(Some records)
— Start —
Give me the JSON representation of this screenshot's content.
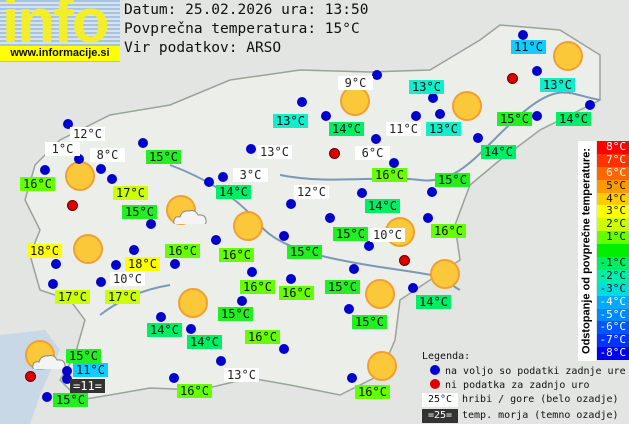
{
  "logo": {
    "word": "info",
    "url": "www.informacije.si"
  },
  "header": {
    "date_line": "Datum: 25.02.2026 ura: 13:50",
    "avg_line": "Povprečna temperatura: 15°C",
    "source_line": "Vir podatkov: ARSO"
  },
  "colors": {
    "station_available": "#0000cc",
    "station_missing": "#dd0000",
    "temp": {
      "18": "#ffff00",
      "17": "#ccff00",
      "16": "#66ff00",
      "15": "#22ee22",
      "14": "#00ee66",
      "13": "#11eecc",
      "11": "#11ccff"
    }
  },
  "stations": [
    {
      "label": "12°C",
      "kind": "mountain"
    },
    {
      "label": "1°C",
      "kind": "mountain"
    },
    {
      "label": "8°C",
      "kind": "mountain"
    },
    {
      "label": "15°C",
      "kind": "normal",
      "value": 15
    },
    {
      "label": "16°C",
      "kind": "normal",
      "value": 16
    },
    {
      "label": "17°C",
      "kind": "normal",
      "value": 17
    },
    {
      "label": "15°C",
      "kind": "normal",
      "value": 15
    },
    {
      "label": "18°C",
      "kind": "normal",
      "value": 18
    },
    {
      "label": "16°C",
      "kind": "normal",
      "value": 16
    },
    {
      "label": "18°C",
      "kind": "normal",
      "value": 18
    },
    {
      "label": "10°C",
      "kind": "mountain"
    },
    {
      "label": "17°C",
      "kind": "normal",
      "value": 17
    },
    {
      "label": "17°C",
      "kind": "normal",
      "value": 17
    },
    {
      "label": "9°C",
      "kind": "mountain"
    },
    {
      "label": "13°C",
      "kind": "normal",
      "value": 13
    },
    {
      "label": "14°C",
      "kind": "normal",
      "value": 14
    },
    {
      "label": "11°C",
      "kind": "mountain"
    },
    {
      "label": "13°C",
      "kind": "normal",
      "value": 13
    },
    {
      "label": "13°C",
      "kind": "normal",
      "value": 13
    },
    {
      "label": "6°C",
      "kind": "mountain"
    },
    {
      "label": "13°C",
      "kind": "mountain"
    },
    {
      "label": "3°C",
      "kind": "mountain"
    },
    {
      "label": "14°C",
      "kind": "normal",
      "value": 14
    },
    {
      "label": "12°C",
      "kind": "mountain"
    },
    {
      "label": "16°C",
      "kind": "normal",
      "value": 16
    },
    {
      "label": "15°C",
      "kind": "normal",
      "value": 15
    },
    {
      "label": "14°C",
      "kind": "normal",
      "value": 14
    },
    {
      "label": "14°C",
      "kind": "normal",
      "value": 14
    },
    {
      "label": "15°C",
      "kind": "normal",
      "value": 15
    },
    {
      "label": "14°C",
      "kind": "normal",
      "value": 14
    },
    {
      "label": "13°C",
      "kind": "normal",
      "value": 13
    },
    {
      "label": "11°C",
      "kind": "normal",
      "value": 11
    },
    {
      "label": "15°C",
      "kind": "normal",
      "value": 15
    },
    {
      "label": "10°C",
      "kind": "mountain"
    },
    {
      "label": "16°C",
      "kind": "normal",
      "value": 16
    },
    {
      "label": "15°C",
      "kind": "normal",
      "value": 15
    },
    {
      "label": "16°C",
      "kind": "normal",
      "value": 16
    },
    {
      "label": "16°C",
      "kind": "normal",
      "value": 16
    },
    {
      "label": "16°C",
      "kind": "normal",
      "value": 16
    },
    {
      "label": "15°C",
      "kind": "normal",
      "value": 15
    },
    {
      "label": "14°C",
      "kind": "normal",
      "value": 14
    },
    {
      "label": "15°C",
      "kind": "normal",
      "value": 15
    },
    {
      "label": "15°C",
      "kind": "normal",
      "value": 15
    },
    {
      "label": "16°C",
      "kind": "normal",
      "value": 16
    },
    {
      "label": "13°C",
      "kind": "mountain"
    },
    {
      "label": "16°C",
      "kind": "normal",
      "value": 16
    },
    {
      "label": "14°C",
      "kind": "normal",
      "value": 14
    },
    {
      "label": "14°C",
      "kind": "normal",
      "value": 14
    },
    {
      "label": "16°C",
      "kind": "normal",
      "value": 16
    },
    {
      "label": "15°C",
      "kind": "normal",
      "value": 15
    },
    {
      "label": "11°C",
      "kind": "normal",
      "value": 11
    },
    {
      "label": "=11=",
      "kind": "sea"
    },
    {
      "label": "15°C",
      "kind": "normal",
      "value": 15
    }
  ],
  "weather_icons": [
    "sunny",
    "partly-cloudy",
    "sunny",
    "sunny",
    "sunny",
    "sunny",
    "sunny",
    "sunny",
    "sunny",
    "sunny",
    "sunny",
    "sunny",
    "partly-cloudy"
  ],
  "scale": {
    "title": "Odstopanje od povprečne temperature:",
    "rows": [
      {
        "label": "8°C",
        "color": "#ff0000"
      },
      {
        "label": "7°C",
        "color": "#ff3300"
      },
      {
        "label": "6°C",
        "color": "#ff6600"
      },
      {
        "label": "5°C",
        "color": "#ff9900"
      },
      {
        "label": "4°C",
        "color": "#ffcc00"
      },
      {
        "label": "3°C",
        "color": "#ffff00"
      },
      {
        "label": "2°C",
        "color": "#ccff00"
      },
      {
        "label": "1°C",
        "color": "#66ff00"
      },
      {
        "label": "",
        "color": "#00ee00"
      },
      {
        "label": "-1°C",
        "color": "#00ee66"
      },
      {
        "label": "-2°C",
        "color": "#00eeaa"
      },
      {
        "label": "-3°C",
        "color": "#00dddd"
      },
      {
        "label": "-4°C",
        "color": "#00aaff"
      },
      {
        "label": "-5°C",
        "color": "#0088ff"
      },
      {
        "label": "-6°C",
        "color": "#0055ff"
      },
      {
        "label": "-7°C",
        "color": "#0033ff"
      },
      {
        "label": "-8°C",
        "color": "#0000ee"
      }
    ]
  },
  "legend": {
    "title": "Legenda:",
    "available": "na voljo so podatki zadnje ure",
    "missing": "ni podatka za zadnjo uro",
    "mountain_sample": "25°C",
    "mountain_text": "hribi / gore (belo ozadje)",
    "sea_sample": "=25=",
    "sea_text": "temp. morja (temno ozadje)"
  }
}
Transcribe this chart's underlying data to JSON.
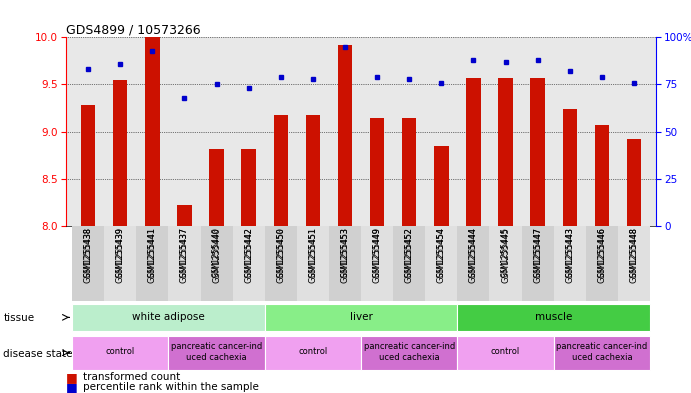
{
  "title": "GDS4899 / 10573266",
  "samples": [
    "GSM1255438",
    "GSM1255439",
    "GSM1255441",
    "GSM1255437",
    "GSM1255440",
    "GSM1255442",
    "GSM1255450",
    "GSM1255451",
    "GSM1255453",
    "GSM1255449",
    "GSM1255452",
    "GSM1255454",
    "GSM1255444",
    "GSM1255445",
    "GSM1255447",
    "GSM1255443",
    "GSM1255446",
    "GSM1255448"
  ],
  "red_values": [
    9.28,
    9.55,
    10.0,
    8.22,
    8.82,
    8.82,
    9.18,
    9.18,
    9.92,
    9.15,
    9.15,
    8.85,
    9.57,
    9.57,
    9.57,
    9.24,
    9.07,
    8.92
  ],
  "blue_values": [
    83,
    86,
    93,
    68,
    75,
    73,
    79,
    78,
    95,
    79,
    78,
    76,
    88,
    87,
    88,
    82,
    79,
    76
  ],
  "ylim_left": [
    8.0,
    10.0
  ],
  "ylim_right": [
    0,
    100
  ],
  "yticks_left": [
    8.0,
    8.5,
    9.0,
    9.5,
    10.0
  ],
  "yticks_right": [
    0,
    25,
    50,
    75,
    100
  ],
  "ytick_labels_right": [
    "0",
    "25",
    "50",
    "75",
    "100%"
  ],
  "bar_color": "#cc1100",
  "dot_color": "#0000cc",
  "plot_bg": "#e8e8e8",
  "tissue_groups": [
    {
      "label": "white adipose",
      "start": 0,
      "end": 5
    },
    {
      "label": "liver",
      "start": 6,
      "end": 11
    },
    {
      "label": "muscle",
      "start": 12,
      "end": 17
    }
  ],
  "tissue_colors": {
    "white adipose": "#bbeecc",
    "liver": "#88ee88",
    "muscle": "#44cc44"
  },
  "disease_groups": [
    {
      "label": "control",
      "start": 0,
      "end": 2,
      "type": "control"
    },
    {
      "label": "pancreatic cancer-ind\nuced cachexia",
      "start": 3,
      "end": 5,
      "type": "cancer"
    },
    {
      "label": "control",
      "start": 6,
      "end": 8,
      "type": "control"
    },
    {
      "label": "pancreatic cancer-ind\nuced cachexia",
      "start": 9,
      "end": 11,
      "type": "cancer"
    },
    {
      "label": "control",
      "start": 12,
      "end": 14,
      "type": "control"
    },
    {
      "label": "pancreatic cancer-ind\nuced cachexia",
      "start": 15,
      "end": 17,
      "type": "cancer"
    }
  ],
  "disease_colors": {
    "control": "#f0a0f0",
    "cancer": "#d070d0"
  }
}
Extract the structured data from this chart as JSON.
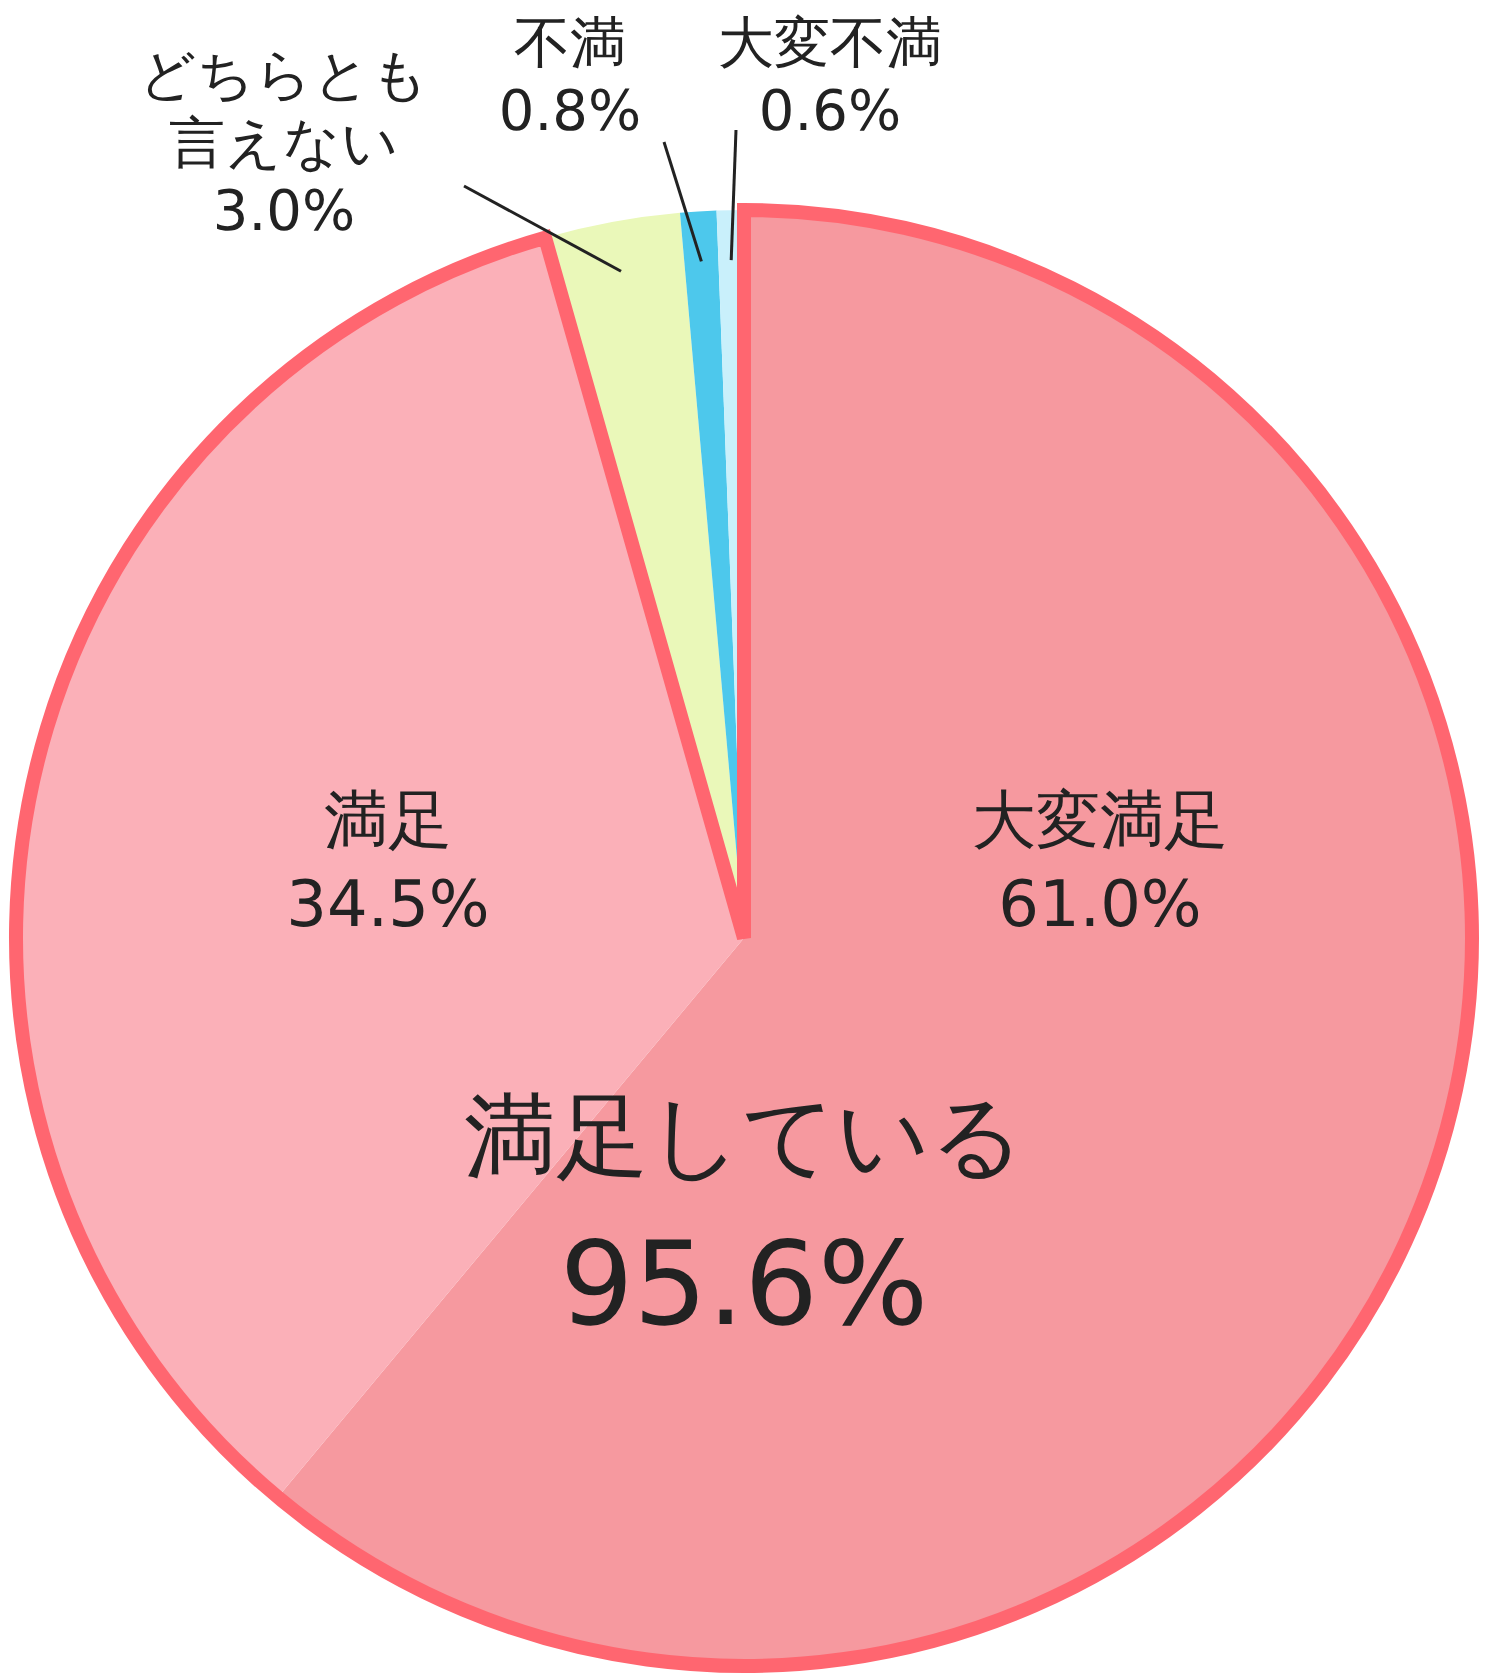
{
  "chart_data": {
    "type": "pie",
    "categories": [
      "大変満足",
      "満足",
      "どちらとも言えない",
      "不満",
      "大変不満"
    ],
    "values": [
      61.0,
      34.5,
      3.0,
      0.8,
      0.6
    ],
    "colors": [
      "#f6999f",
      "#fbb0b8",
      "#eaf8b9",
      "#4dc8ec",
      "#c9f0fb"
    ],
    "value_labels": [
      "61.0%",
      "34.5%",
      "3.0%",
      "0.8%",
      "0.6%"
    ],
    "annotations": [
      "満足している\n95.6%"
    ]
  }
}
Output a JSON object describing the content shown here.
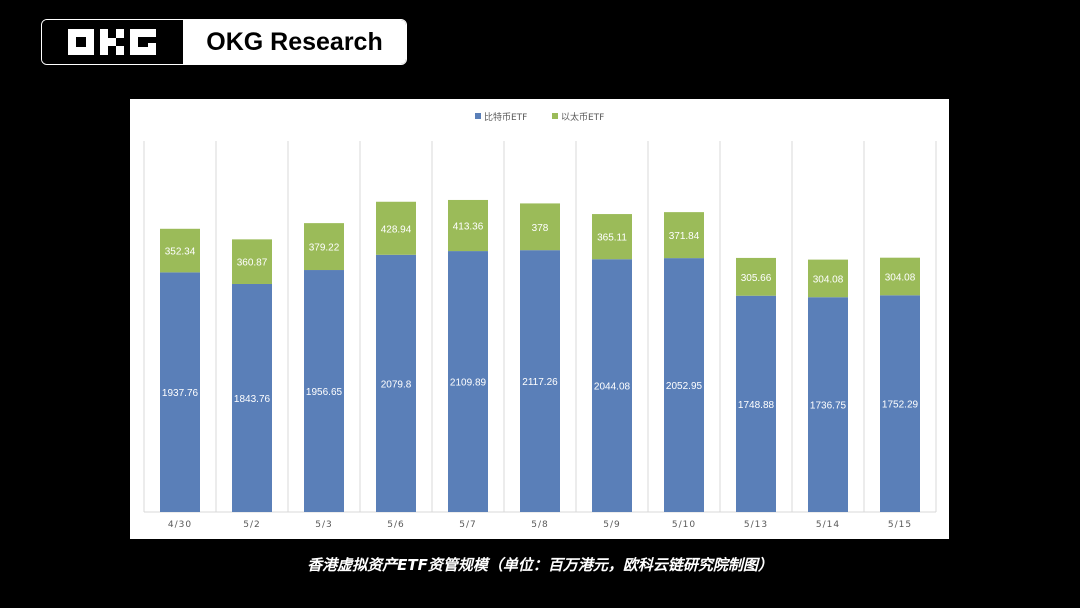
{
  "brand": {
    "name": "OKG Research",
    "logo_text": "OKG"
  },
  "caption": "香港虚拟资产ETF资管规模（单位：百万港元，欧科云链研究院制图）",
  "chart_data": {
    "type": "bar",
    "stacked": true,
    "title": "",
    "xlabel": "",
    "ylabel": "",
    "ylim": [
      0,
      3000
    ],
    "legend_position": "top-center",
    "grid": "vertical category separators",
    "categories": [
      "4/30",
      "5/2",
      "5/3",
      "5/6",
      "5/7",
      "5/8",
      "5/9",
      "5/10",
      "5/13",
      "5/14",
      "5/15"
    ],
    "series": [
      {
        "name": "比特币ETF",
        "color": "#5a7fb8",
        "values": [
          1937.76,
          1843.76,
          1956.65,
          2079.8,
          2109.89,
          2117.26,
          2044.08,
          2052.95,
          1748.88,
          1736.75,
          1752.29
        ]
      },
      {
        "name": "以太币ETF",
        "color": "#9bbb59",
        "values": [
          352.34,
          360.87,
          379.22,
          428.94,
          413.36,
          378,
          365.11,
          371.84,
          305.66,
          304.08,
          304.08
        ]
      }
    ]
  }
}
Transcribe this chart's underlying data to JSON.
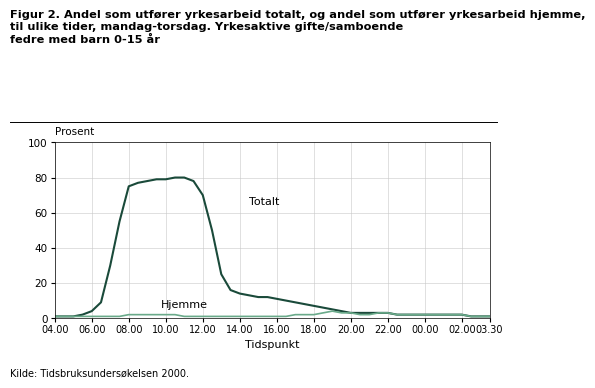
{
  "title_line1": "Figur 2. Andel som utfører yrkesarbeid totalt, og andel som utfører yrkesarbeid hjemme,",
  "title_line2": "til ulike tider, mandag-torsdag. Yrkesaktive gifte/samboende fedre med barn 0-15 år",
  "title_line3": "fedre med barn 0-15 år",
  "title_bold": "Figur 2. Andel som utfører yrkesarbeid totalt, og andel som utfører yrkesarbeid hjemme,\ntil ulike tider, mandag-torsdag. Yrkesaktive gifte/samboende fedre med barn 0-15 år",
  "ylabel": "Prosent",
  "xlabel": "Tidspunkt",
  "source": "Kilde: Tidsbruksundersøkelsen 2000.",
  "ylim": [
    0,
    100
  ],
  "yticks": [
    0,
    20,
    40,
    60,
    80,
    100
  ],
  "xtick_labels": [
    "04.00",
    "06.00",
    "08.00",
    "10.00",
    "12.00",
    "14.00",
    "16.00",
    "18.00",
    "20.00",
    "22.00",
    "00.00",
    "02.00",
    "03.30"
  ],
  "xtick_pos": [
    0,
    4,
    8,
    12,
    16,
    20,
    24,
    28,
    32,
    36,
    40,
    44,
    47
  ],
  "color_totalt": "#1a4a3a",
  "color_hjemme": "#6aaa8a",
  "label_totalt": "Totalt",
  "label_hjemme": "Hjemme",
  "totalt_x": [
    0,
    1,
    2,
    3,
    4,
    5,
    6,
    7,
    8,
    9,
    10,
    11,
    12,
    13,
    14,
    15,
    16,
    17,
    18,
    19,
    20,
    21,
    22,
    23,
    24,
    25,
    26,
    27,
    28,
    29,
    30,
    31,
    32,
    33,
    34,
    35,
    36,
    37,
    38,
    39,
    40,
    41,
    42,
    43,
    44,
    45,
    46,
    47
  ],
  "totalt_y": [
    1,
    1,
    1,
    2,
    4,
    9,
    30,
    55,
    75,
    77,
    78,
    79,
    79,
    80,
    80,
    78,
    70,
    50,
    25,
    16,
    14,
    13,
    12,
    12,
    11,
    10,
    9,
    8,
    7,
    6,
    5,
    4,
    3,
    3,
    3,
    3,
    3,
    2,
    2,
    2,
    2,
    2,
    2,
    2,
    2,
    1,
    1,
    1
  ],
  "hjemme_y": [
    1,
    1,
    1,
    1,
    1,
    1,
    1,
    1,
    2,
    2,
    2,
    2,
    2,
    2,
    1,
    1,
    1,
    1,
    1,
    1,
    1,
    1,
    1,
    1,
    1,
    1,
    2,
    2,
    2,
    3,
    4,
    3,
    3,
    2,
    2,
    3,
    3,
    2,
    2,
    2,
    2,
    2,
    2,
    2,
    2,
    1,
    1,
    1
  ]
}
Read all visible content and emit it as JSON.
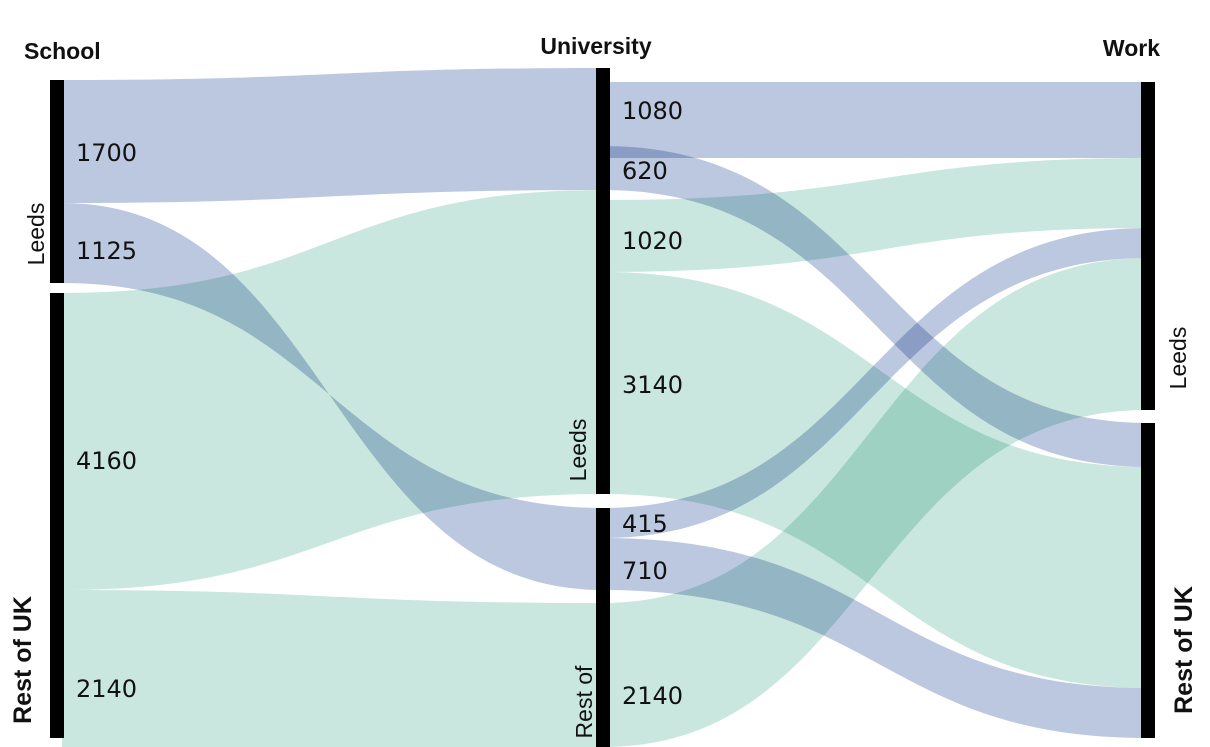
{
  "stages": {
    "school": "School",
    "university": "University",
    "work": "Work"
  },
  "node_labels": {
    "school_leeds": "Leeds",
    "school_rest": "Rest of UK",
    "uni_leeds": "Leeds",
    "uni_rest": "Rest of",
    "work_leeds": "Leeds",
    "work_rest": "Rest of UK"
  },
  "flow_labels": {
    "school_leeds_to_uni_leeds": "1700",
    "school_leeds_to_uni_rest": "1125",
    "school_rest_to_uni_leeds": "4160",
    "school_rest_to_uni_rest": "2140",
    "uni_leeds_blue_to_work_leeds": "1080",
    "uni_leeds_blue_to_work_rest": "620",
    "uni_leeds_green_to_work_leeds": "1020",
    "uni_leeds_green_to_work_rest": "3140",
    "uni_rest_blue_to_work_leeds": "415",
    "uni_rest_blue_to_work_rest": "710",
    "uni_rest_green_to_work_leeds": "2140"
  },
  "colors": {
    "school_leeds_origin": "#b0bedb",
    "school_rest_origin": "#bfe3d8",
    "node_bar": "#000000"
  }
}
— End —
> [Exercise goal]:
Identify all lines in the records above with the word "mandag".

> [Response to this task]:
  "title_line2": "til ulike tider, mandag-torsdag. Yrkesaktive gifte/samboende fedre med barn 0-15 år",
  "title_bold": "Figur 2. Andel som utfører yrkesarbeid totalt, og andel som utfører yrkesarbeid hjemme,\ntil ulike tider, mandag-torsdag. Yrkesaktive gifte/samboende fedre med barn 0-15 år",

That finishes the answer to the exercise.